* **TASK BRIEF**
Scan the listing below. Report each line that includes "What".

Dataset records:
★ ★ ★ ★

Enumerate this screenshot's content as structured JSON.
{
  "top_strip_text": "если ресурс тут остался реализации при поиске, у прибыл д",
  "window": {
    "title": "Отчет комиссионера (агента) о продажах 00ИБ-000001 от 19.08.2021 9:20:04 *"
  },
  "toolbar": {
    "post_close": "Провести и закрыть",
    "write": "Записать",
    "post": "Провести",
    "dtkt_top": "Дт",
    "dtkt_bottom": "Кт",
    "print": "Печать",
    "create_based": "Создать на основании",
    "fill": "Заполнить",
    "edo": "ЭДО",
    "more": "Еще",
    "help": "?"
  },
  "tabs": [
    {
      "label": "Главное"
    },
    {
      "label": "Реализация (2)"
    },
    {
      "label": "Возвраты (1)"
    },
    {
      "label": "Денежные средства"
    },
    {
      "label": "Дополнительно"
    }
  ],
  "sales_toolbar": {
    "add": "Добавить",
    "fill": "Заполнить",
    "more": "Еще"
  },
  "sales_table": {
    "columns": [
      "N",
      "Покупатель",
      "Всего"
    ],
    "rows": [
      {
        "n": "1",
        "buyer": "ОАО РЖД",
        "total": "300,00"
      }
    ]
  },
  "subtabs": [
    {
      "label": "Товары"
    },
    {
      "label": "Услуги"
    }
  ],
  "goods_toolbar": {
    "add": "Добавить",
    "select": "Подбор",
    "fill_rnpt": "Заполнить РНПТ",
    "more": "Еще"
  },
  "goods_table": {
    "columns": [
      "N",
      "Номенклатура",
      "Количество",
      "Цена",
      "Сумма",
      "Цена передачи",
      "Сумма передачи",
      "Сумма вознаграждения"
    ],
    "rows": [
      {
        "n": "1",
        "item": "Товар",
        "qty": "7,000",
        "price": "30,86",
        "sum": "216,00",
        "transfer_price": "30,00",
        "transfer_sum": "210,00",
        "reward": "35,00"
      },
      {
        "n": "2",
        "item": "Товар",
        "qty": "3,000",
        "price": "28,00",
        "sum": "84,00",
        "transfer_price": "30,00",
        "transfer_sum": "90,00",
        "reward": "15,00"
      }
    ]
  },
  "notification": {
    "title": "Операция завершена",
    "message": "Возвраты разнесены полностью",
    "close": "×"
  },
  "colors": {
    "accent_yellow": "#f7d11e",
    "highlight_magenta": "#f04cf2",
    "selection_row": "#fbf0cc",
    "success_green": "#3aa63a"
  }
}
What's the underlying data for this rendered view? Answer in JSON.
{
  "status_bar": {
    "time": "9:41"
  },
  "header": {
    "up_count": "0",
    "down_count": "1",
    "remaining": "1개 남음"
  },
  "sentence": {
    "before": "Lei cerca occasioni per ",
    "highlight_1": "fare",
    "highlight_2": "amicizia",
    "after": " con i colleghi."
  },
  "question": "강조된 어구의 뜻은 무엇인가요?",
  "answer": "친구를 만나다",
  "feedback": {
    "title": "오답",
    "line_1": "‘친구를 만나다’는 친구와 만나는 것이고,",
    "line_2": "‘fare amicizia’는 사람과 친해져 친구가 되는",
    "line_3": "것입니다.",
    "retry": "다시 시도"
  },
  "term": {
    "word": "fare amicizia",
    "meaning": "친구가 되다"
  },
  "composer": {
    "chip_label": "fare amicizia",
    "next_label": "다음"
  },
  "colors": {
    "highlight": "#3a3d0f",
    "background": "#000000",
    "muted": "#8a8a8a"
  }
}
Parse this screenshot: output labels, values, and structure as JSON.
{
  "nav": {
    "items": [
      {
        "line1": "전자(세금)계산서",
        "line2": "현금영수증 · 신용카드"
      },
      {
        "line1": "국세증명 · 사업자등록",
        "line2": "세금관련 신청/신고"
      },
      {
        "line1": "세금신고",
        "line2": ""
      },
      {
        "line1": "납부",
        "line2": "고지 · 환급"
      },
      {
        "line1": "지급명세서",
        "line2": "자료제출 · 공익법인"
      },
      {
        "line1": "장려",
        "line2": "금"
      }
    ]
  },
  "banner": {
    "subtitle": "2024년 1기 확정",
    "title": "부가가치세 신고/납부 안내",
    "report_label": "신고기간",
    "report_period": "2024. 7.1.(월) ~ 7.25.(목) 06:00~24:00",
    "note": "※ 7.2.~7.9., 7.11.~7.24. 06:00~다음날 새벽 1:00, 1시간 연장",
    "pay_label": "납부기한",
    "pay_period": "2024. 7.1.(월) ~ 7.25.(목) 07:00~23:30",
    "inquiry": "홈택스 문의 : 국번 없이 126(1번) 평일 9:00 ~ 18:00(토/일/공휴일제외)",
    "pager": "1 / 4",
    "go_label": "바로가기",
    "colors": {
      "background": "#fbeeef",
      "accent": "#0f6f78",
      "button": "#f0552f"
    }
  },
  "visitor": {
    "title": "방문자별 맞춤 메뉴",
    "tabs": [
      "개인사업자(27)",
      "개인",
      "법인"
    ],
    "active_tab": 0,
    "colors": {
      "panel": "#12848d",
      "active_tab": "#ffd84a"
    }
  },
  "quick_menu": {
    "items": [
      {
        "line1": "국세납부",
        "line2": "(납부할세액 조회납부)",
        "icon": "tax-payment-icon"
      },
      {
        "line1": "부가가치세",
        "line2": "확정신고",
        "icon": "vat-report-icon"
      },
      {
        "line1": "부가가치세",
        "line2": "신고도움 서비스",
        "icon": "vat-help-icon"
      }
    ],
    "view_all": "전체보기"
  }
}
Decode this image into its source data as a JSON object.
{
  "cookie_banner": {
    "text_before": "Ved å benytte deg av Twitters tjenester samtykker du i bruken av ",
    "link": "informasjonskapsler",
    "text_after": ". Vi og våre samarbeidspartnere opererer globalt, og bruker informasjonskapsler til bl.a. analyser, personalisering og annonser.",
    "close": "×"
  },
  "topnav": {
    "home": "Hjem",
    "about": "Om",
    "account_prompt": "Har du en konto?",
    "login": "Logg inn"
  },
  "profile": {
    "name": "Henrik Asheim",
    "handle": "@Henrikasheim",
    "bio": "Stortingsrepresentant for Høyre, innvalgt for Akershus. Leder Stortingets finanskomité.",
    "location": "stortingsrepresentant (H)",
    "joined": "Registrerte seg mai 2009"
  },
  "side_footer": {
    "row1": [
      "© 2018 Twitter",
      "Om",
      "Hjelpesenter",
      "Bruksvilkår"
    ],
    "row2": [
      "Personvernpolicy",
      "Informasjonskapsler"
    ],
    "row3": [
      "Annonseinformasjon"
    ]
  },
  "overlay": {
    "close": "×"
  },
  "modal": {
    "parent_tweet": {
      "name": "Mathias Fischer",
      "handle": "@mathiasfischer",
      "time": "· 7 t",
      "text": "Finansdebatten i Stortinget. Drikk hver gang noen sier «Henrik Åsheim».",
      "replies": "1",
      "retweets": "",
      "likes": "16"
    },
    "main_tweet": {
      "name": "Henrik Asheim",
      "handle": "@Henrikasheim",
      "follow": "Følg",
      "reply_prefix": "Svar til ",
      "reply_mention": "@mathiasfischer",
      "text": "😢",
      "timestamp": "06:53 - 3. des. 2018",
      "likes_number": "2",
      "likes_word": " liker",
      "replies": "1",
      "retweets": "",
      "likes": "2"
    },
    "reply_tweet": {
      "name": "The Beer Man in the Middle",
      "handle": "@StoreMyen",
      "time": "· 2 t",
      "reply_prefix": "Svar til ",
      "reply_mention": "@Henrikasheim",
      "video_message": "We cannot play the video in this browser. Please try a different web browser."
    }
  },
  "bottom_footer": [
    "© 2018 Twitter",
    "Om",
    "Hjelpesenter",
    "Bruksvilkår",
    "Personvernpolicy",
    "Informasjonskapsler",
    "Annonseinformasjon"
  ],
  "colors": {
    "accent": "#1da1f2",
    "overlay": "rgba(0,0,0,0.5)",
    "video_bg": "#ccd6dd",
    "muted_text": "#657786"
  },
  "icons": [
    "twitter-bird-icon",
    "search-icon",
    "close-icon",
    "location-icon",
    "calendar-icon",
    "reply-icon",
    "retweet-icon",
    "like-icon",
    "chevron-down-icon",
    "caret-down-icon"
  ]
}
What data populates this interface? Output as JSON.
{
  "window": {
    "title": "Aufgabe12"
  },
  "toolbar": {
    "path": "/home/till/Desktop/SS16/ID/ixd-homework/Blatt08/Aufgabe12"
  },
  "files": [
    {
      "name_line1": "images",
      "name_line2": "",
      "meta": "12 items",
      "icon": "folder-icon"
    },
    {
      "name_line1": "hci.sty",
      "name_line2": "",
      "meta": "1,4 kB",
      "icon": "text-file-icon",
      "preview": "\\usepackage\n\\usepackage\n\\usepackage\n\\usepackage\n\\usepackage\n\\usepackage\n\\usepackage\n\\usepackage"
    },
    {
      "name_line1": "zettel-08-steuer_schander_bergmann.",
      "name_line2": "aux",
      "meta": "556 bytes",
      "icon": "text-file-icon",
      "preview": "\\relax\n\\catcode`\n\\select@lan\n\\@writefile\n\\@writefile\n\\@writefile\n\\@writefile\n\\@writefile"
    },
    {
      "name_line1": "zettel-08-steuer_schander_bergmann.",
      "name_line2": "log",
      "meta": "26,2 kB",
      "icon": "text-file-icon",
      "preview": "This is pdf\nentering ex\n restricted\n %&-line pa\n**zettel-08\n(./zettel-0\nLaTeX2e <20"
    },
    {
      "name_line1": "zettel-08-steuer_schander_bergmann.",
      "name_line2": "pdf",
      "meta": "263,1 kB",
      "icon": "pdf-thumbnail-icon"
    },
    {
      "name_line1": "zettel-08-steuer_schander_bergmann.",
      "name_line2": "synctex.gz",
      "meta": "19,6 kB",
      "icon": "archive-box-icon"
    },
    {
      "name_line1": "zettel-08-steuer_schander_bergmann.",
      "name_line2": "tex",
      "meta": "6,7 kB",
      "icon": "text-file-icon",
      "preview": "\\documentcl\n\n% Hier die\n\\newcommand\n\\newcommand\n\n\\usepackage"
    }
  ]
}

★ ★ ★ ★

* **RESULT**
What's the underlying data for this rendered view? Answer in JSON.
What data populates this interface? Output as JSON.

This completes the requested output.